--- What to work on ---
Which lines contain the string "ادراك"? Please list every one of them.

--- Data excerpts ---
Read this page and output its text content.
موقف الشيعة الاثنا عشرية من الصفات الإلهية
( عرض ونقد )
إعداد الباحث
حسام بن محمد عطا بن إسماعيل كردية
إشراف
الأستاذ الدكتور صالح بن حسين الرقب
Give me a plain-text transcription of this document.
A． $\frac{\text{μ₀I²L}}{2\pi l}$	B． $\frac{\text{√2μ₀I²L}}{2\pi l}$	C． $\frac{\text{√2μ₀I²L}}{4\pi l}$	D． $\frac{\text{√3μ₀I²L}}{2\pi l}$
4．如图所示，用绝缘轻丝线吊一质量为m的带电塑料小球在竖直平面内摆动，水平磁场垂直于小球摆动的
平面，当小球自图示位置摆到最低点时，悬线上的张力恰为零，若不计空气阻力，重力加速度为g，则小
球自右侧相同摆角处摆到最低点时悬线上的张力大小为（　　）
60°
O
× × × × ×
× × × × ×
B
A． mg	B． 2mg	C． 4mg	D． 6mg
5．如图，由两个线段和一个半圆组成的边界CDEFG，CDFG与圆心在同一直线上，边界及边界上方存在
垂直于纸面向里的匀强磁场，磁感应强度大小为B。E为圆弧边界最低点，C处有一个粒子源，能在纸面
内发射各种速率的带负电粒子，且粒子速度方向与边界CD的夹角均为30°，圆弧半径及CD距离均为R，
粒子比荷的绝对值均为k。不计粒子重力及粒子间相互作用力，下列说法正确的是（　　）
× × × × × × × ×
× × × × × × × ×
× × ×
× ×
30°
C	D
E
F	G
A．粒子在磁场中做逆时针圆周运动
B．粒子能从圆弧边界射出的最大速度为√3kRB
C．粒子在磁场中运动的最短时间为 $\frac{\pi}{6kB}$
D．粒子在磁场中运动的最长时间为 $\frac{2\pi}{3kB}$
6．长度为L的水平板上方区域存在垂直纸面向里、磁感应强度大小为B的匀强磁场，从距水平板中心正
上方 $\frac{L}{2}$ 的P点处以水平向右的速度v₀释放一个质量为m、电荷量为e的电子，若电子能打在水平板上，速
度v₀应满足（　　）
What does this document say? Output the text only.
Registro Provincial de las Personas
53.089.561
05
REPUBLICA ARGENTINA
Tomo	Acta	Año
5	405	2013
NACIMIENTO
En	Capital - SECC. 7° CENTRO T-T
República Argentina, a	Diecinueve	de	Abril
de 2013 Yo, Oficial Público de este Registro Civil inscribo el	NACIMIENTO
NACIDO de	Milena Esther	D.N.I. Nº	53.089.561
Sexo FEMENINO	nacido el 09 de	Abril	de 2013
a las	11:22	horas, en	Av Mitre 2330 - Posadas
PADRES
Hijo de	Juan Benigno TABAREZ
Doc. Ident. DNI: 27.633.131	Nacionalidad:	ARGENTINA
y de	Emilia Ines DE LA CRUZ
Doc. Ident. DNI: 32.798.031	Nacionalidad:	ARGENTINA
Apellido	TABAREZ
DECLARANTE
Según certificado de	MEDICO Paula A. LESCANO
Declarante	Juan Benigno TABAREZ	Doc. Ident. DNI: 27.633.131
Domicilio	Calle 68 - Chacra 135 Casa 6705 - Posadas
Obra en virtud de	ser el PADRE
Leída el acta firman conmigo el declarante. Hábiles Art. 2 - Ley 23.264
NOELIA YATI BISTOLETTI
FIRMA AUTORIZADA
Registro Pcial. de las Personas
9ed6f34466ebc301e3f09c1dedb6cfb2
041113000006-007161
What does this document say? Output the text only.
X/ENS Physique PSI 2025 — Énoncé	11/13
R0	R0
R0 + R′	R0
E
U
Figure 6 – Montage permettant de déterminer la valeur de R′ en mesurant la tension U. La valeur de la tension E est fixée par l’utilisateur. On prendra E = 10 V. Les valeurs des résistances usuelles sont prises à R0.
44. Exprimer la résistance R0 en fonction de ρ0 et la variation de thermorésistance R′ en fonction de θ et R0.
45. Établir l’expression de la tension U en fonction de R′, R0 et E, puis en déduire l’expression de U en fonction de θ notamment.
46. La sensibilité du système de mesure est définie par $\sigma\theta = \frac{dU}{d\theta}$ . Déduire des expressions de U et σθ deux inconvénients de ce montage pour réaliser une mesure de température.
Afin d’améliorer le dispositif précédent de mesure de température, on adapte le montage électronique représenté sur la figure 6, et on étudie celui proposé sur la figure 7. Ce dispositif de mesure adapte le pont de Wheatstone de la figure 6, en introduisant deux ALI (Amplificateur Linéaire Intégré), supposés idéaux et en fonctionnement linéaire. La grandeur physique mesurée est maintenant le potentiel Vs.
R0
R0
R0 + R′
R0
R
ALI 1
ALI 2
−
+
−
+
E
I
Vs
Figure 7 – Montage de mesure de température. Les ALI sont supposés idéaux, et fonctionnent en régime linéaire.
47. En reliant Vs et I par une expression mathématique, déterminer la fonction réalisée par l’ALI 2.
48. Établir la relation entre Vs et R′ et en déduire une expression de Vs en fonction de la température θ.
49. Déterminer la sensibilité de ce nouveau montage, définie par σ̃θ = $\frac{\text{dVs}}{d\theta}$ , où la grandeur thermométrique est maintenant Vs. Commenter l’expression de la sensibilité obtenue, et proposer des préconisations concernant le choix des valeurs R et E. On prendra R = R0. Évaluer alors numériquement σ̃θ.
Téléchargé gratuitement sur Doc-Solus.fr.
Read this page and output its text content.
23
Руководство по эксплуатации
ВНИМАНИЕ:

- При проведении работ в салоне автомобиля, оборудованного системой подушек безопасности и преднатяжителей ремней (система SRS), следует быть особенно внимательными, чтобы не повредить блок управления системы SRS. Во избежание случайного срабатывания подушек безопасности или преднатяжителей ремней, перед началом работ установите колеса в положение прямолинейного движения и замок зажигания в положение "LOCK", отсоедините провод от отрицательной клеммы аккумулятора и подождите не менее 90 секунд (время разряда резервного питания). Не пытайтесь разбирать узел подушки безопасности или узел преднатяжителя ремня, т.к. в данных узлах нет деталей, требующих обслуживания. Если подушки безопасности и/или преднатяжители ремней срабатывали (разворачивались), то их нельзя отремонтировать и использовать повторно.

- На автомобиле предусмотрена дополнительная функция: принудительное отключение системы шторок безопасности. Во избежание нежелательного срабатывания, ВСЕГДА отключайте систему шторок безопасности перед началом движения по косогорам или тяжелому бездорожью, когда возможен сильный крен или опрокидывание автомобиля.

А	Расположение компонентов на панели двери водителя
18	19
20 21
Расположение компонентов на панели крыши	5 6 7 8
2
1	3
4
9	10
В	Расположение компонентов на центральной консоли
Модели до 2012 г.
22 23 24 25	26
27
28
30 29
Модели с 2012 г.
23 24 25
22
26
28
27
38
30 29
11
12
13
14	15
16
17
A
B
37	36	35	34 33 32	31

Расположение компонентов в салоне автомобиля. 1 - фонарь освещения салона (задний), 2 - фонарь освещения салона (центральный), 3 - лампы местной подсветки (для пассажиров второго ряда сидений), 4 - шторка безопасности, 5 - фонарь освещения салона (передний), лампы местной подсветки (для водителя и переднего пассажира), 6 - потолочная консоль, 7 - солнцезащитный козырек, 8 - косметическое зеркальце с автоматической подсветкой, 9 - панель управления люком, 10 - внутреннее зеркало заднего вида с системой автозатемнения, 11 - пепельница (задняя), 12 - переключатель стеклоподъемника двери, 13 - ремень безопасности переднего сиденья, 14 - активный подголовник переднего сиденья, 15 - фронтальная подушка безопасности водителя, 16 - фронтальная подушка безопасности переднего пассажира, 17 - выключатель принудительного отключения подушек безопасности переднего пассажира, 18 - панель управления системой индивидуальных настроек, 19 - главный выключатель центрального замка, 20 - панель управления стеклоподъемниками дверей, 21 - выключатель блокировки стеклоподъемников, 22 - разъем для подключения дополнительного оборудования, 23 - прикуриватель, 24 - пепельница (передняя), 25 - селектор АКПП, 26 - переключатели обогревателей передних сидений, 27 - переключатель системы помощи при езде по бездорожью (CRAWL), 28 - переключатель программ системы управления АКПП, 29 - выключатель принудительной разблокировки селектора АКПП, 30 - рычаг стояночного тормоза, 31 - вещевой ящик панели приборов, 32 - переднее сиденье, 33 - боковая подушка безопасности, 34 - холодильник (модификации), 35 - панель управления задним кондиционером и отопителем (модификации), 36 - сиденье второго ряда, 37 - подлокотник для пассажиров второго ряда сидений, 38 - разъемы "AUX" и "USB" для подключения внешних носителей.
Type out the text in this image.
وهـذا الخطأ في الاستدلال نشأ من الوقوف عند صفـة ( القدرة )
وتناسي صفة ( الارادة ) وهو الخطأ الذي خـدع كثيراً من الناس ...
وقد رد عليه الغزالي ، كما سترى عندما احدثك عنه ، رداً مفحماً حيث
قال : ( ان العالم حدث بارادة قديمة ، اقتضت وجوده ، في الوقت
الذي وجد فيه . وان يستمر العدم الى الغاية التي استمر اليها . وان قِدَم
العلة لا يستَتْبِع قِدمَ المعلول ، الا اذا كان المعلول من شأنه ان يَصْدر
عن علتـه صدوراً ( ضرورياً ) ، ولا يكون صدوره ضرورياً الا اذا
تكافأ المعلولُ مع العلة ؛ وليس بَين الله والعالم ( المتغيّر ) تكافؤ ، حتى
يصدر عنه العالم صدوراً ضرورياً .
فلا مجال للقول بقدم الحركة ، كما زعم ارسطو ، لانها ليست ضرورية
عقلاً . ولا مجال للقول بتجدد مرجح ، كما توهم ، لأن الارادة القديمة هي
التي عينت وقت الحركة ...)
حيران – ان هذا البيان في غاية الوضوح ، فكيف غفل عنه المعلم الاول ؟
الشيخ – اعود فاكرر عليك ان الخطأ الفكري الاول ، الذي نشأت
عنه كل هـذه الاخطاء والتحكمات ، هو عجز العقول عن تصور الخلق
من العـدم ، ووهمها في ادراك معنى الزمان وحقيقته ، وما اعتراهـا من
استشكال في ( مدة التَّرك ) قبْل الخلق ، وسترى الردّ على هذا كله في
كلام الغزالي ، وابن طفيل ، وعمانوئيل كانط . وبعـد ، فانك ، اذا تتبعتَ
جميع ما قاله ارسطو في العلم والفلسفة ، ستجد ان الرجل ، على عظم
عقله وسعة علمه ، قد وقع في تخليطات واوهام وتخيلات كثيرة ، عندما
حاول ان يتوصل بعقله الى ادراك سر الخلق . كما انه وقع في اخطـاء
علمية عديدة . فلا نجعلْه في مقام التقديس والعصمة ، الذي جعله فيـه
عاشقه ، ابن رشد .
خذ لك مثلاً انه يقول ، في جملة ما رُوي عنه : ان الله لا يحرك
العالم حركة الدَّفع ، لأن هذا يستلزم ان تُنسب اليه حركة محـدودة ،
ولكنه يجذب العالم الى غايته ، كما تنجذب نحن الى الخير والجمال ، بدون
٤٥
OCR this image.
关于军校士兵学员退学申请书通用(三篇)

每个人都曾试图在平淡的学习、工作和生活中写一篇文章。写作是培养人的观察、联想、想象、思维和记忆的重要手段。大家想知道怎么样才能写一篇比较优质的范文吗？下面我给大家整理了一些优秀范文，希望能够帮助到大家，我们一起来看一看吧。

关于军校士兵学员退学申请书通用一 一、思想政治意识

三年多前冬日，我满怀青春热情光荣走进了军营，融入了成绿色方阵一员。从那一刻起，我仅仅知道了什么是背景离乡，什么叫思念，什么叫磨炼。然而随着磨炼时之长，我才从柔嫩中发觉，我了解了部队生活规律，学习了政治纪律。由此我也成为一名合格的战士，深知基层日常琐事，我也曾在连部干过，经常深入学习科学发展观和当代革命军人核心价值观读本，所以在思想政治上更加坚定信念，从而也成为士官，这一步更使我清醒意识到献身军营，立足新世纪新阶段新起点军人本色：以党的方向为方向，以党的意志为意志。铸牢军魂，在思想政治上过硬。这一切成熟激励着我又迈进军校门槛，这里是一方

--- Task response ---
من العـدم ، ووهمها في ادراك معنى الزمان وحقيقته ، وما اعتراهـا من
حاول ان يتوصل بعقله الى ادراك سر الخلق . كما انه وقع في اخطـاء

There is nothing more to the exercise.